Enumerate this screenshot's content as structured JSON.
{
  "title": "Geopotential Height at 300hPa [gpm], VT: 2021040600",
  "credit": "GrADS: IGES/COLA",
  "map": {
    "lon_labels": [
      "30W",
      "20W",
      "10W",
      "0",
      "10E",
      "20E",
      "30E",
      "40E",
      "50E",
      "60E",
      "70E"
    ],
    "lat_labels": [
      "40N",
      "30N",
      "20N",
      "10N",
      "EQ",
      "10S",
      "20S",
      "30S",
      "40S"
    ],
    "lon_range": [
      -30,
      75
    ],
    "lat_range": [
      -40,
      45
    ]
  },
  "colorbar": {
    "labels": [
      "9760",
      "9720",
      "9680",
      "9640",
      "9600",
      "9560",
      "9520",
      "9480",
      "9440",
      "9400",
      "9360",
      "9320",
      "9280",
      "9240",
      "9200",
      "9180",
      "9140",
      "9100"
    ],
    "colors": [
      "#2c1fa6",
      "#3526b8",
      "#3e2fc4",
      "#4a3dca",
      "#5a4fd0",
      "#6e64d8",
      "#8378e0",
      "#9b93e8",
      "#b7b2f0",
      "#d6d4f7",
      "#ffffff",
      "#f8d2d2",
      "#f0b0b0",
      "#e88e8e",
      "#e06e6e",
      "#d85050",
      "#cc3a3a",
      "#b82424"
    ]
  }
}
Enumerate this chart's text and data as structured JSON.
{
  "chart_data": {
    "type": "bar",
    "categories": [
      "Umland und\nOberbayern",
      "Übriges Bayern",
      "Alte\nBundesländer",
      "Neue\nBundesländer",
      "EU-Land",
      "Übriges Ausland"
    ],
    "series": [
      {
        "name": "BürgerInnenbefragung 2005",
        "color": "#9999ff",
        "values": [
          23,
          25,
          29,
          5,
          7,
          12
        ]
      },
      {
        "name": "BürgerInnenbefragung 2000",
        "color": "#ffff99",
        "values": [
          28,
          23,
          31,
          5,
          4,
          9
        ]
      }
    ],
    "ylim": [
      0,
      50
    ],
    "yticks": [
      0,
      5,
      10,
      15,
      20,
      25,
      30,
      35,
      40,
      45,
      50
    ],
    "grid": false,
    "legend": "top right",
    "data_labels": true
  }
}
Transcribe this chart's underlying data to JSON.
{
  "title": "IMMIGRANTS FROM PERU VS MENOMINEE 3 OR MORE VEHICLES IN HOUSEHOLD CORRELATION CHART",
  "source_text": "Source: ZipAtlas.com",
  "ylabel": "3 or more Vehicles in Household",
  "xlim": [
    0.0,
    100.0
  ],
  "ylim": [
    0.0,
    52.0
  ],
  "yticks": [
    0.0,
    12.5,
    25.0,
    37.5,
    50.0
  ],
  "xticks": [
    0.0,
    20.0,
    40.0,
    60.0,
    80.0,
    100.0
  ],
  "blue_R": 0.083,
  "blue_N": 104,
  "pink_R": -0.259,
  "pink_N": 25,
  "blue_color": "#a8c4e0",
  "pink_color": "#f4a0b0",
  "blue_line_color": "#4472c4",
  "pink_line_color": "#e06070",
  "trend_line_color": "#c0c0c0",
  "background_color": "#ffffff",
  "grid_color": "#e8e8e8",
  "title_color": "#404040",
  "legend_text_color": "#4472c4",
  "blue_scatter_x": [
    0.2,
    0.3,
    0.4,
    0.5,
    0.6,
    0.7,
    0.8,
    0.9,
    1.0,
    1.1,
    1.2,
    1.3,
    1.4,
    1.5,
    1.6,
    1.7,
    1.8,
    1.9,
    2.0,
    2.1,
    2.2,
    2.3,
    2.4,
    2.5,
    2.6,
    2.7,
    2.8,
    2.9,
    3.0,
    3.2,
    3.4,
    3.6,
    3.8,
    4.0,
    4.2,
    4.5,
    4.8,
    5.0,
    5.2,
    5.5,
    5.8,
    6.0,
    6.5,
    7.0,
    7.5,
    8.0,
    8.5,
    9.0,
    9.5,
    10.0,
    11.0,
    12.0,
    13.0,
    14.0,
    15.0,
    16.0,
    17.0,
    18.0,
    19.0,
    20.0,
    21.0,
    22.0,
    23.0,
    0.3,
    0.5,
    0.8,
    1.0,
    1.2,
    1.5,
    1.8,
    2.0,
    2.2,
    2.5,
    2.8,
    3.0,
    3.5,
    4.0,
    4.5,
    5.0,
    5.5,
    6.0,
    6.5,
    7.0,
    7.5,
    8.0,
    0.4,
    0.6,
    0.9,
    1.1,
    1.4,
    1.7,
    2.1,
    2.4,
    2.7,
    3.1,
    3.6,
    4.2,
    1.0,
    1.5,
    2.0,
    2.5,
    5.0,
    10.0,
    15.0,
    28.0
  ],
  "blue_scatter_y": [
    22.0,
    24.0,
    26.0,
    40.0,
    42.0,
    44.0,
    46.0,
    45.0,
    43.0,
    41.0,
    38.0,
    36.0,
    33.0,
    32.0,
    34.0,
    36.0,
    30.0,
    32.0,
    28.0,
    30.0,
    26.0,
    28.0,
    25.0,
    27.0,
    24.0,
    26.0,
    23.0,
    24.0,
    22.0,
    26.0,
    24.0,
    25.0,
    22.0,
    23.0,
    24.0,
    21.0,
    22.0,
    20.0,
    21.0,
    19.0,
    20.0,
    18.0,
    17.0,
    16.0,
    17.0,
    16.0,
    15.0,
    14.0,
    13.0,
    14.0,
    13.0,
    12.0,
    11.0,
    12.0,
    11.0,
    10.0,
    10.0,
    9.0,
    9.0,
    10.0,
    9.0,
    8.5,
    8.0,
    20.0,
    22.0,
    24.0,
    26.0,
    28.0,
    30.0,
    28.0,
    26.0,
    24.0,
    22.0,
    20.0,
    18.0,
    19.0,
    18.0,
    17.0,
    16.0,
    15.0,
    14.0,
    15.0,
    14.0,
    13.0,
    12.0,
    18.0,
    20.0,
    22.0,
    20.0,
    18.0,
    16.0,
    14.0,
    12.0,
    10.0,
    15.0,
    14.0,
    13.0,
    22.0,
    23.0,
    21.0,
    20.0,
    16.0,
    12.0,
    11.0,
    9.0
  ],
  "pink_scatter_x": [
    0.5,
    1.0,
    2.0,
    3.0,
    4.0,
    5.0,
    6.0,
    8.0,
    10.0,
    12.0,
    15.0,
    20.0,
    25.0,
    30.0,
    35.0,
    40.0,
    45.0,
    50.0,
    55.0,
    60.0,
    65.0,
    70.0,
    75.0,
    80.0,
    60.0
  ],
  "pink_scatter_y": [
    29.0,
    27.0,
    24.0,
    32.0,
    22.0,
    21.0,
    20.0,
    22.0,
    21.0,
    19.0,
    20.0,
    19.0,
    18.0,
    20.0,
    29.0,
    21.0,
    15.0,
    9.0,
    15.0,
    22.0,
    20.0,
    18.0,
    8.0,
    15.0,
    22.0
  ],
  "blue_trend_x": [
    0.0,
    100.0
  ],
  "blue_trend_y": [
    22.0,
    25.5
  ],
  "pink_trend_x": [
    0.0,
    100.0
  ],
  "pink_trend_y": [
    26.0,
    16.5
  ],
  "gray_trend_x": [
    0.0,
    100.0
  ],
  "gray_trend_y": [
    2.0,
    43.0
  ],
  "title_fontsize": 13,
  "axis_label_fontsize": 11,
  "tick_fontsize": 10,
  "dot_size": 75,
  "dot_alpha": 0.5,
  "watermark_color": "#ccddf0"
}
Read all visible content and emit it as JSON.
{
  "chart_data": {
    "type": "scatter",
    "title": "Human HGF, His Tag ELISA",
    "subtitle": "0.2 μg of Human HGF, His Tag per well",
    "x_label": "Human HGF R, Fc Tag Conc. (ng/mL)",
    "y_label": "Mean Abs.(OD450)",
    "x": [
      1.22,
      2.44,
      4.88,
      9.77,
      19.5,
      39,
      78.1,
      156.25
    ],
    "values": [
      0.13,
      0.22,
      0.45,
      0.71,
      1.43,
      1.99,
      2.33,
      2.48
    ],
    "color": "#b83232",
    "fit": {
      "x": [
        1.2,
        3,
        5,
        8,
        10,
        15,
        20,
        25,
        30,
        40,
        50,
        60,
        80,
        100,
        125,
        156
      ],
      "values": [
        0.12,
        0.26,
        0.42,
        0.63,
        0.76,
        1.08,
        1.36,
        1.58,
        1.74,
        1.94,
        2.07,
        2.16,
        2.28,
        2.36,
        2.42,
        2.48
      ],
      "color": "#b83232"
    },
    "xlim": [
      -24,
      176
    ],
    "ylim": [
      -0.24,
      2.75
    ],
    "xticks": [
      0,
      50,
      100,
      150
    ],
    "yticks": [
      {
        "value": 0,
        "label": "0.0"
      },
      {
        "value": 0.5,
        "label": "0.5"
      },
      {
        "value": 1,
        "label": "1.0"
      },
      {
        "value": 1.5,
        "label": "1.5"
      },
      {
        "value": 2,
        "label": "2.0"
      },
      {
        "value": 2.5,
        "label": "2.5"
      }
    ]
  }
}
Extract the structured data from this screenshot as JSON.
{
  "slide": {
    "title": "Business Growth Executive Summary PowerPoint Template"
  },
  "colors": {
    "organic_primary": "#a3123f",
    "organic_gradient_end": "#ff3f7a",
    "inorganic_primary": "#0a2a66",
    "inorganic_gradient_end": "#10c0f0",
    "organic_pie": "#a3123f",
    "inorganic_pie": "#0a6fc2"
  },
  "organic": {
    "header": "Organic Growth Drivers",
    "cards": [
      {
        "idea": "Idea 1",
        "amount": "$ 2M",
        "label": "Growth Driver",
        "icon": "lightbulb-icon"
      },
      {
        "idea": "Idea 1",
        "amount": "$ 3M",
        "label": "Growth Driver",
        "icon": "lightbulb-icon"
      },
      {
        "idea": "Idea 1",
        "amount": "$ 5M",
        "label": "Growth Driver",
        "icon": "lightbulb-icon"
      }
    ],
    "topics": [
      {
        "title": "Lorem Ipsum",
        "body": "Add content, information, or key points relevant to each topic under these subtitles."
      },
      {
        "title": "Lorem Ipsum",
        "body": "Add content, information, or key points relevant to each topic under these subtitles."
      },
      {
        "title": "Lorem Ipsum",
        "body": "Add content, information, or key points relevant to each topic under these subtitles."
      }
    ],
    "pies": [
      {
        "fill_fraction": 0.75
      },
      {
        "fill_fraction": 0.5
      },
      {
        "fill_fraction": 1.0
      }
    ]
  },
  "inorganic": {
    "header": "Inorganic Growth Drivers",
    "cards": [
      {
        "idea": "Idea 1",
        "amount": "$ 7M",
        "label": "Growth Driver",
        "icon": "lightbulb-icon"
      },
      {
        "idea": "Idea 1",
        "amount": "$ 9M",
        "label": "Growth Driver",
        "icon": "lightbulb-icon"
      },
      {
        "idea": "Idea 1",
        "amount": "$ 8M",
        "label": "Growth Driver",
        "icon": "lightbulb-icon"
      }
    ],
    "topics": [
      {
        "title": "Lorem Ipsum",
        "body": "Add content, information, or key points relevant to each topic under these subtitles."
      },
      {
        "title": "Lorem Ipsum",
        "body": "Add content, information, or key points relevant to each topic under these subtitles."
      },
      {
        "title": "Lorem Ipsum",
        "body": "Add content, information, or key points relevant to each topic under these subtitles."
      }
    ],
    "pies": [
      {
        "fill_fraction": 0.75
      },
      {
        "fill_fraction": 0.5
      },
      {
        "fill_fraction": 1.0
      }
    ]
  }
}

====

Look for lines containing the string "Drivers" and copy them all.

TASK RESPONSE
    "header": "Organic Growth Drivers",
    "header": "Inorganic Growth Drivers",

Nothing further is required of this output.